[Stored dataset items]
═══
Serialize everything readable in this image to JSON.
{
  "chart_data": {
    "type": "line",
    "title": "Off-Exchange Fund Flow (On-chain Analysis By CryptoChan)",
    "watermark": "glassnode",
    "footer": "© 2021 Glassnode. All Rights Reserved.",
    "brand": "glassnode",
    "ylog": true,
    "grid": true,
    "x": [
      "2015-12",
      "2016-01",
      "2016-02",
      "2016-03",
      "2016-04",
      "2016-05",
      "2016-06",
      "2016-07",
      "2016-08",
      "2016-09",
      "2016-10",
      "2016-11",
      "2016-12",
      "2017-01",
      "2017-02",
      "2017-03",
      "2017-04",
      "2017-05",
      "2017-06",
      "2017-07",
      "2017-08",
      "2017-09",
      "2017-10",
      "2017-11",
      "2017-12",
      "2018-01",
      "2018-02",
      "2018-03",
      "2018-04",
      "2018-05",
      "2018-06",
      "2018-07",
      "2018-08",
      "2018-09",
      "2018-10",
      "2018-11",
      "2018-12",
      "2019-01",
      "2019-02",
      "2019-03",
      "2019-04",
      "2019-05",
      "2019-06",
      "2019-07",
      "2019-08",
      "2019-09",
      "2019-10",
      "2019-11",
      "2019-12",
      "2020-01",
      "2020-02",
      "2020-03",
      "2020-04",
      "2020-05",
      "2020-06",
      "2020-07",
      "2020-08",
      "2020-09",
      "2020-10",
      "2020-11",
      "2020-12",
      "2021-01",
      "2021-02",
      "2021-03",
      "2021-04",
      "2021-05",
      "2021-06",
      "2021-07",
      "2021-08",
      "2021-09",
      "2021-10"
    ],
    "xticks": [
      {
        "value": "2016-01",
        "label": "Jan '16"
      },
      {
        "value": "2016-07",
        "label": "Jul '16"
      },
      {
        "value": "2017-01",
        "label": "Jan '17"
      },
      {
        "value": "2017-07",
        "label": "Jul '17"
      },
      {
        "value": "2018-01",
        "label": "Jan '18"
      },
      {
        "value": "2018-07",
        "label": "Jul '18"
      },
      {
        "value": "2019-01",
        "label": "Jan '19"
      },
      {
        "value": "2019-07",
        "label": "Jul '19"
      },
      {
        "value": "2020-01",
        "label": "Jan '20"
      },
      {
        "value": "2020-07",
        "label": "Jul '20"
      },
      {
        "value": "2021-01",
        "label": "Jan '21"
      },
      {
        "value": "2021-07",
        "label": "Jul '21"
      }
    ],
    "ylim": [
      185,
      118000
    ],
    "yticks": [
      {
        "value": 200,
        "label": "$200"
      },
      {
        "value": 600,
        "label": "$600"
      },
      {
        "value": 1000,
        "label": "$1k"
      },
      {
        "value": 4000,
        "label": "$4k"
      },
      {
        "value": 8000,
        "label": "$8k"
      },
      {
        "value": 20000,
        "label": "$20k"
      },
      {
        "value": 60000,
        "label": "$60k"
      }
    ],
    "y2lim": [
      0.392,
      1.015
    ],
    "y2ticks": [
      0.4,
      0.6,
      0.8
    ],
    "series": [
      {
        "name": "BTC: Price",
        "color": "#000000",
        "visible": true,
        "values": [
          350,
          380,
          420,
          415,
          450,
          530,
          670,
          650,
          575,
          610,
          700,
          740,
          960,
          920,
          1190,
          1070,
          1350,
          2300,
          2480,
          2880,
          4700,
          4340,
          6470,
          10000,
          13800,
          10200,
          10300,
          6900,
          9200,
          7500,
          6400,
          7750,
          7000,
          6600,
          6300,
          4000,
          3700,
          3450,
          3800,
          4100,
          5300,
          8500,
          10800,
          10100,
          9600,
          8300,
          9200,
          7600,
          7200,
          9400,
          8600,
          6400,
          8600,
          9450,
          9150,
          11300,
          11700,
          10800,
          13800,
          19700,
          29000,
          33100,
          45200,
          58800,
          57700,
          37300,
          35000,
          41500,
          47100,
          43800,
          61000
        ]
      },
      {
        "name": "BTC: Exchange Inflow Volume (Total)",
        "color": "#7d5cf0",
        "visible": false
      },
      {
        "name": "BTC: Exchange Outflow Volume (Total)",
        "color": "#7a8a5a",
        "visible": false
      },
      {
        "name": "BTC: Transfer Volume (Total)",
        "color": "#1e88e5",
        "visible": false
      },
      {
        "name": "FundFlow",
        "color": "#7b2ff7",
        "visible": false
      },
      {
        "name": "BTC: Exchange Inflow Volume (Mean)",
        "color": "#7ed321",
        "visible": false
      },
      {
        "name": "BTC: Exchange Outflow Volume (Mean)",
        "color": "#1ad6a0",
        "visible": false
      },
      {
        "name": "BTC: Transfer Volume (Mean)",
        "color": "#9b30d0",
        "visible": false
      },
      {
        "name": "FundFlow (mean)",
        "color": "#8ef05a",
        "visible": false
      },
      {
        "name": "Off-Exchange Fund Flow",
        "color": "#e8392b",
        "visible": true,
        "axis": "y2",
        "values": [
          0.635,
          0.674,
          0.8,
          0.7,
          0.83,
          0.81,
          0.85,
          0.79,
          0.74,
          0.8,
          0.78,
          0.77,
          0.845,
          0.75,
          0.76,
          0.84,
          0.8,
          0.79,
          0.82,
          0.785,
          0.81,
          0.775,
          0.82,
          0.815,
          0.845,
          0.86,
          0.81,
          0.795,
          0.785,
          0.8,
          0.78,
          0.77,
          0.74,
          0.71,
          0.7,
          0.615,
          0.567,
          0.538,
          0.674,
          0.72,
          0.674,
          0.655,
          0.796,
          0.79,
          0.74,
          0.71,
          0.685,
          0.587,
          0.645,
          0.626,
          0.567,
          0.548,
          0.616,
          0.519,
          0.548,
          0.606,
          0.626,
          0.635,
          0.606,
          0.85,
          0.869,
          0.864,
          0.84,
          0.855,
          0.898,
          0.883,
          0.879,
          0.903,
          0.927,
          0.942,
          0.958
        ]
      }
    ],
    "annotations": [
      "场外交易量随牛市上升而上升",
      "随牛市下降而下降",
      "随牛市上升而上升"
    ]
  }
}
═══
*What is needed*.
Tally how many lines of the data include the word "Transfer". Write the number and nothing else.

*Full solution*.
2